== Given data ==
§

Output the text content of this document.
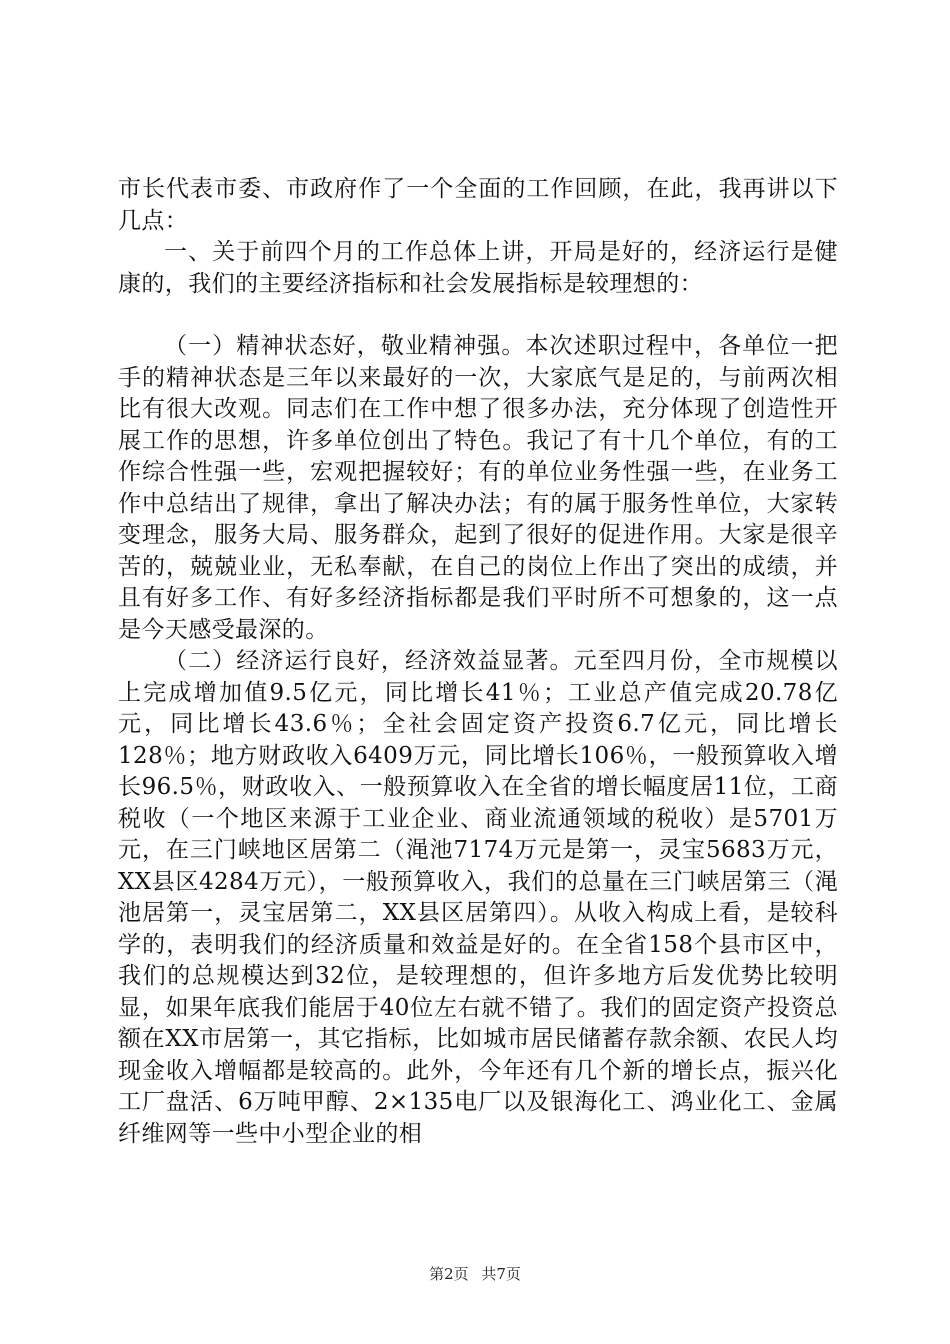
市长代表市委、市政府作了一个全面的工作回顾，在此，我再讲以下几点：

一、关于前四个月的工作总体上讲，开局是好的，经济运行是健康的，我们的主要经济指标和社会发展指标是较理想的：

（一）精神状态好，敬业精神强。本次述职过程中，各单位一把手的精神状态是三年以来最好的一次，大家底气是足的，与前两次相比有很大改观。同志们在工作中想了很多办法，充分体现了创造性开展工作的思想，许多单位创出了特色。我记了有十几个单位，有的工作综合性强一些，宏观把握较好；有的单位业务性强一些，在业务工作中总结出了规律，拿出了解决办法；有的属于服务性单位，大家转变理念，服务大局、服务群众，起到了很好的促进作用。大家是很辛苦的，兢兢业业，无私奉献，在自己的岗位上作出了突出的成绩，并且有好多工作、有好多经济指标都是我们平时所不可想象的，这一点是今天感受最深的。

（二）经济运行良好，经济效益显著。元至四月份，全市规模以上完成增加值9.5亿元，同比增长41％；工业总产值完成20.78亿元，同比增长43.6％；全社会固定资产投资6.7亿元，同比增长128％；地方财政收入6409万元，同比增长106％，一般预算收入增长96.5％，财政收入、一般预算收入在全省的增长幅度居11位，工商税收（一个地区来源于工业企业、商业流通领域的税收）是5701万元，在三门峡地区居第二（渑池7174万元是第一，灵宝5683万元，XX县区4284万元），一般预算收入，我们的总量在三门峡居第三（渑池居第一，灵宝居第二，XX县区居第四）。从收入构成上看，是较科学的，表明我们的经济质量和效益是好的。在全省158个县市区中，我们的总规模达到32位，是较理想的，但许多地方后发优势比较明显，如果年底我们能居于40位左右就不错了。我们的固定资产投资总额在XX市居第一，其它指标，比如城市居民储蓄存款余额、农民人均现金收入增幅都是较高的。此外，今年还有几个新的增长点，振兴化工厂盘活、6万吨甲醇、2×135电厂以及银海化工、鸿业化工、金属纤维网等一些中小型企业的相

第2页 共7页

§

Output every entry word for word, but omit the pictures.

Output the text content of this document.
市长代表市委、市政府作了一个全面的工作回顾，在此，我再讲以下几点：

一、关于前四个月的工作总体上讲，开局是好的，经济运行是健康的，我们的主要经济指标和社会发展指标是较理想的：

（一）精神状态好，敬业精神强。本次述职过程中，各单位一把手的精神状态是三年以来最好的一次，大家底气是足的，与前两次相比有很大改观。同志们在工作中想了很多办法，充分体现了创造性开展工作的思想，许多单位创出了特色。我记了有十几个单位，有的工作综合性强一些，宏观把握较好；有的单位业务性强一些，在业务工作中总结出了规律，拿出了解决办法；有的属于服务性单位，大家转变理念，服务大局、服务群众，起到了很好的促进作用。大家是很辛苦的，兢兢业业，无私奉献，在自己的岗位上作出了突出的成绩，并且有好多工作、有好多经济指标都是我们平时所不可想象的，这一点是今天感受最深的。

（二）经济运行良好，经济效益显著。元至四月份，全市规模以上完成增加值9.5亿元，同比增长41％；工业总产值完成20.78亿元，同比增长43.6％；全社会固定资产投资6.7亿元，同比增长128％；地方财政收入6409万元，同比增长106％，一般预算收入增长96.5％，财政收入、一般预算收入在全省的增长幅度居11位，工商税收（一个地区来源于工业企业、商业流通领域的税收）是5701万元，在三门峡地区居第二（渑池7174万元是第一，灵宝5683万元，XX县区4284万元），一般预算收入，我们的总量在三门峡居第三（渑池居第一，灵宝居第二，XX县区居第四）。从收入构成上看，是较科学的，表明我们的经济质量和效益是好的。在全省158个县市区中，我们的总规模达到32位，是较理想的，但许多地方后发优势比较明显，如果年底我们能居于40位左右就不错了。我们的固定资产投资总额在XX市居第一，其它指标，比如城市居民储蓄存款余额、农民人均现金收入增幅都是较高的。此外，今年还有几个新的增长点，振兴化工厂盘活、6万吨甲醇、2×135电厂以及银海化工、鸿业化工、金属纤维网等一些中小型企业的相

第2页 共7页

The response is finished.